● Exercise brief
Go through the records line by line and work out how many lines hold the word "subtitle". Answer with the number only.

Records excerpted from a collection:
»»
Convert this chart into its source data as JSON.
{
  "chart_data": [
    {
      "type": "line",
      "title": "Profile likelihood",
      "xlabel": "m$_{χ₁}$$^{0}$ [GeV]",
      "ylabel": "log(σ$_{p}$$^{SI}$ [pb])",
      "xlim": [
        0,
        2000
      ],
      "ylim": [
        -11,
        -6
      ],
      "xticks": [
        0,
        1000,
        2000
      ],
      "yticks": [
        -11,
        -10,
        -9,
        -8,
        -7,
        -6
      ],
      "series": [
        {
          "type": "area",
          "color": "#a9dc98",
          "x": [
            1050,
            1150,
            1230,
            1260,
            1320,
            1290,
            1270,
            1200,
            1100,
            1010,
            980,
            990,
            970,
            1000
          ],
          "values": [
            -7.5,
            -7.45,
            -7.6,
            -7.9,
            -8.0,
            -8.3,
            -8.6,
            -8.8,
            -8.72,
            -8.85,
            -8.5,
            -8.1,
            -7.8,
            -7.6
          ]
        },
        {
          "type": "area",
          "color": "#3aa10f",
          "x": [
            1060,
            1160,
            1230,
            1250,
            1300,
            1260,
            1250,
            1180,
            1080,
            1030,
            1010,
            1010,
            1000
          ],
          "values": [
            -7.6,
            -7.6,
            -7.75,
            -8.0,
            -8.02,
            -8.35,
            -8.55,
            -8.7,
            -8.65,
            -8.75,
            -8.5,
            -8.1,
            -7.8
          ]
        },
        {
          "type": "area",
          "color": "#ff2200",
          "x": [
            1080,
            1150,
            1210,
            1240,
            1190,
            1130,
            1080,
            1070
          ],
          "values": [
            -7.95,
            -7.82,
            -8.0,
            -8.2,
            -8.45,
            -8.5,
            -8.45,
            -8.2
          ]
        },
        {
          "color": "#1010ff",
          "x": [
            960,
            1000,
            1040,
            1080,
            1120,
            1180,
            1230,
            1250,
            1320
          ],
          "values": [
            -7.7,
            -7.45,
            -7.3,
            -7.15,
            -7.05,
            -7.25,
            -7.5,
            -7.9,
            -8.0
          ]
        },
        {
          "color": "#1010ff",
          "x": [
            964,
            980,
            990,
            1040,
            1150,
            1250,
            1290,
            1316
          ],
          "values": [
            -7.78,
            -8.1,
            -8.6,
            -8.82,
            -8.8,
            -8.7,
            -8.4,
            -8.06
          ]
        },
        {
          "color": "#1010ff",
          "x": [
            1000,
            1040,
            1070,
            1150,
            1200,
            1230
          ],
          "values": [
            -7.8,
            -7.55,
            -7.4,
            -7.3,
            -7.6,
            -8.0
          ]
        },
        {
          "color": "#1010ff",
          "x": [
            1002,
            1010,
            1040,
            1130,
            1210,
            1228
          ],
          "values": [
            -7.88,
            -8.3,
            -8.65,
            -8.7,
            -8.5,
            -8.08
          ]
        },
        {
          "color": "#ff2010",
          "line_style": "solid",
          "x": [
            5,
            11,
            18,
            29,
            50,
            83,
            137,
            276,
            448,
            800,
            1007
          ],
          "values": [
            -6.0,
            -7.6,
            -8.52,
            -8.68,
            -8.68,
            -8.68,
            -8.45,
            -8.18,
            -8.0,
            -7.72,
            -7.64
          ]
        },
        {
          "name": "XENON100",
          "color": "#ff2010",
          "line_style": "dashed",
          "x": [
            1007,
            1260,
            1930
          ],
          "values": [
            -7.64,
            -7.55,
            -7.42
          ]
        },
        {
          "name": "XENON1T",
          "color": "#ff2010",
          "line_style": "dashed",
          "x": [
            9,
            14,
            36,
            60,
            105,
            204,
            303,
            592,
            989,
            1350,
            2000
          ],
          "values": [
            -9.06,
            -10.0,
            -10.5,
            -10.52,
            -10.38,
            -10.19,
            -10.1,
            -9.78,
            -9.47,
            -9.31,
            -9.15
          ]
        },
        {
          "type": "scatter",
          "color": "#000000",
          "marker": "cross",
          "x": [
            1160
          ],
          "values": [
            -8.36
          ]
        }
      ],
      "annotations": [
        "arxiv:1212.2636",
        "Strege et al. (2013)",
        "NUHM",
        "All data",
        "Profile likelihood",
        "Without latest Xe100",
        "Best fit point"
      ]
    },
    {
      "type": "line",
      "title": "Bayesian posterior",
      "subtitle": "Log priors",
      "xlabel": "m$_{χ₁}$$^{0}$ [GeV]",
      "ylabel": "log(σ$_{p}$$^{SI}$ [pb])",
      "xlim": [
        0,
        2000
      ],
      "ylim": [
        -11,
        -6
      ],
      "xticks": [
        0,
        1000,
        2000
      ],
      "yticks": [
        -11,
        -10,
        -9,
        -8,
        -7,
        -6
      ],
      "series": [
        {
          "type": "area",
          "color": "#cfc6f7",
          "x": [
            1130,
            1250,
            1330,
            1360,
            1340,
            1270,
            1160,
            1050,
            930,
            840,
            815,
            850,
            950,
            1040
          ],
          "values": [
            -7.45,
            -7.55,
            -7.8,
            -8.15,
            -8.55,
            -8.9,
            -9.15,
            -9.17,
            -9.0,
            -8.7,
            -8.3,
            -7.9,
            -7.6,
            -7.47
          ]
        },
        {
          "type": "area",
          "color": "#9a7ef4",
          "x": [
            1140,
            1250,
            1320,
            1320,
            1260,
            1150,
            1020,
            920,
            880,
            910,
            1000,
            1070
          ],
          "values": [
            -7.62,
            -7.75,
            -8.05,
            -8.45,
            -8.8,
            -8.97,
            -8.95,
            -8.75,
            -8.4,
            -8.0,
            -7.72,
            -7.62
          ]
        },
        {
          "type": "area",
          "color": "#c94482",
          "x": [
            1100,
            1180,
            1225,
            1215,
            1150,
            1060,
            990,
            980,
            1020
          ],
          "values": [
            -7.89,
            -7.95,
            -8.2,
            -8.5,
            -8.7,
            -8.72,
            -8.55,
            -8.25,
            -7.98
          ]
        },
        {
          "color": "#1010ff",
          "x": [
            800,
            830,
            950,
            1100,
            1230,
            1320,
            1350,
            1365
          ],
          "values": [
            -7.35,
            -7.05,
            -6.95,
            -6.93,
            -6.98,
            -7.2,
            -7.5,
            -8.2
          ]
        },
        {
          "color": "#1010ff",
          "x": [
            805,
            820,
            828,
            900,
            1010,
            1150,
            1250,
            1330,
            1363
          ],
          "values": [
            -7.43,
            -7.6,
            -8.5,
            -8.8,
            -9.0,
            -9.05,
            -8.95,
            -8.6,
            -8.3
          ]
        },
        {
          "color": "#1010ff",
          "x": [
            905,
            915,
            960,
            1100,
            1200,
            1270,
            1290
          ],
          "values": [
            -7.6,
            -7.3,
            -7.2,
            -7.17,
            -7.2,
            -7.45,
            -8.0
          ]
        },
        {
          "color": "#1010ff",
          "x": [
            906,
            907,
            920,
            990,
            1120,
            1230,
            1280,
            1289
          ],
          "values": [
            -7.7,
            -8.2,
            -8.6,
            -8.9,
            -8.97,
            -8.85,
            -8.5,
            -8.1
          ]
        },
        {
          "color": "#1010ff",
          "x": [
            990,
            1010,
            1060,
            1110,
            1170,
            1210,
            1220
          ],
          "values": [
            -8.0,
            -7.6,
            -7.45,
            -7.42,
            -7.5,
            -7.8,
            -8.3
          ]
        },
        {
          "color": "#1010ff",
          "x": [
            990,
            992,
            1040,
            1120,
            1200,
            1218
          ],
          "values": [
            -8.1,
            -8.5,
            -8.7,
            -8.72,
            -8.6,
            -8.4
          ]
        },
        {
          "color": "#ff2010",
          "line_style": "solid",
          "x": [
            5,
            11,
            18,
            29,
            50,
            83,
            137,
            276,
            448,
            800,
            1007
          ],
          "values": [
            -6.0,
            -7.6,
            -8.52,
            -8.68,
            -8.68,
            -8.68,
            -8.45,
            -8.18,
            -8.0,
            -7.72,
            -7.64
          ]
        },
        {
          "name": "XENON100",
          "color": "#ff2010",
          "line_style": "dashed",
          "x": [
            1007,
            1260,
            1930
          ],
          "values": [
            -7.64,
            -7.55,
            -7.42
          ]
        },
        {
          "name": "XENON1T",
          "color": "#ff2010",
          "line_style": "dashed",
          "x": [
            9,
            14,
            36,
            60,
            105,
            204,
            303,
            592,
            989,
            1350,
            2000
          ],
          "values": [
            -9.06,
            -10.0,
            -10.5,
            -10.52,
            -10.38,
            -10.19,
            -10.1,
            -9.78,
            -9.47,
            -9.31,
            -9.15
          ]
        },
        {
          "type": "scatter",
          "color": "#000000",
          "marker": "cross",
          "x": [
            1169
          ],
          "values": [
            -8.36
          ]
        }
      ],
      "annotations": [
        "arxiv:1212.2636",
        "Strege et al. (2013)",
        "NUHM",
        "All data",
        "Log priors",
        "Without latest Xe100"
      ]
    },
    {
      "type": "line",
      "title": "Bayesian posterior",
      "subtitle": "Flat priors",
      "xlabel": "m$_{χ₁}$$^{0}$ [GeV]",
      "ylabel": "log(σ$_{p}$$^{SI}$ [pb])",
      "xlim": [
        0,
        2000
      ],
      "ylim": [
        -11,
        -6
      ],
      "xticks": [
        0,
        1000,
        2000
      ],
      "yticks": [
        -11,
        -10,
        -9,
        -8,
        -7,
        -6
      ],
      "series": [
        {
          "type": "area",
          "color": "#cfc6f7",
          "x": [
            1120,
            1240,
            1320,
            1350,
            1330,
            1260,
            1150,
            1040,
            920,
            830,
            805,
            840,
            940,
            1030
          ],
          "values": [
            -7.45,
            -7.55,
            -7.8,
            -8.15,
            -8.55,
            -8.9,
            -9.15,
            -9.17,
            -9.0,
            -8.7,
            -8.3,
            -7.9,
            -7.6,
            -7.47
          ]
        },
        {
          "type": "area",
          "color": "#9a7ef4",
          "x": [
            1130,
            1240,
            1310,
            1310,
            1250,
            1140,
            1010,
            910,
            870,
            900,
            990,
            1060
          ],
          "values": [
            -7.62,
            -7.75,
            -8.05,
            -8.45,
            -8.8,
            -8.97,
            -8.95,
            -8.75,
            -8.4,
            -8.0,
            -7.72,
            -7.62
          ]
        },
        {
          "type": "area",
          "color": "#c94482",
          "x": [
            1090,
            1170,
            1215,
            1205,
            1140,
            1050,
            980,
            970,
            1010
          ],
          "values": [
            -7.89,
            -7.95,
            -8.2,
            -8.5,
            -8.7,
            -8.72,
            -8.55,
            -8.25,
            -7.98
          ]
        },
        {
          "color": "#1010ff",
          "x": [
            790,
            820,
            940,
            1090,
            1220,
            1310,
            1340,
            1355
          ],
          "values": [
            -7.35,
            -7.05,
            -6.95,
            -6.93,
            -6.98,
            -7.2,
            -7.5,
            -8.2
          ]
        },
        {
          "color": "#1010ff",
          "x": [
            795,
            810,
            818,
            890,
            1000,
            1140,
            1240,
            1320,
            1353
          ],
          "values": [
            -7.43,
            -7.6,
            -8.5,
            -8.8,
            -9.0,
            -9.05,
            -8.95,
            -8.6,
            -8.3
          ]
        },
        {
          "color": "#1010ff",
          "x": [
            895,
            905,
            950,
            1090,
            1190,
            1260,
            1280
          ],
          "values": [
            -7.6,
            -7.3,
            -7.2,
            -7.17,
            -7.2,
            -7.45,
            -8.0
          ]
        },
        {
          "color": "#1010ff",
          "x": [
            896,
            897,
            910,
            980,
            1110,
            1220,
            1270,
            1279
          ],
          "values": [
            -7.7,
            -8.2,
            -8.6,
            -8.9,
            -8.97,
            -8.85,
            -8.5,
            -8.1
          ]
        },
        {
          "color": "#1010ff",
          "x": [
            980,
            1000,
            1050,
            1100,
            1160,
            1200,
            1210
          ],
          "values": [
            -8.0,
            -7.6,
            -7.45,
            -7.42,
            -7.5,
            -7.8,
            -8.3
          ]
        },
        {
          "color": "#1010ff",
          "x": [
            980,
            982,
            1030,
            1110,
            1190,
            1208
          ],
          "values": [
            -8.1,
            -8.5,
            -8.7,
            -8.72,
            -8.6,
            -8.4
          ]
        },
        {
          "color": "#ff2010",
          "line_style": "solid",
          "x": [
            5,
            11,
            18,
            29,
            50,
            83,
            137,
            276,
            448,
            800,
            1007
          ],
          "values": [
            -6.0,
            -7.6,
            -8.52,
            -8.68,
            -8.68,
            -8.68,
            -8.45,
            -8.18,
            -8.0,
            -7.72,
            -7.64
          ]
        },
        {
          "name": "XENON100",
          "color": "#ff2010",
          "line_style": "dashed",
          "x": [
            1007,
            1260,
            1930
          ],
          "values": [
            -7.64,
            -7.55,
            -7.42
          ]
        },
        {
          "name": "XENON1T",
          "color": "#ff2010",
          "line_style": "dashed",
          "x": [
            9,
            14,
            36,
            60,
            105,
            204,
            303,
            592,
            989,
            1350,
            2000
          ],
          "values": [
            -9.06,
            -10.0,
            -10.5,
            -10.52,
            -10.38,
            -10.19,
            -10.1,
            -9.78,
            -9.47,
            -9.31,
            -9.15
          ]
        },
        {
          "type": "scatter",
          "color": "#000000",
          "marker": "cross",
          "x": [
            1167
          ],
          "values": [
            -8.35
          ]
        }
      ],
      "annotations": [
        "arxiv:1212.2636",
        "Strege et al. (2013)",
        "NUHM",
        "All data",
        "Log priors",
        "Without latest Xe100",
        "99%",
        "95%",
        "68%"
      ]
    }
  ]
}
««
● Response to the exercise
2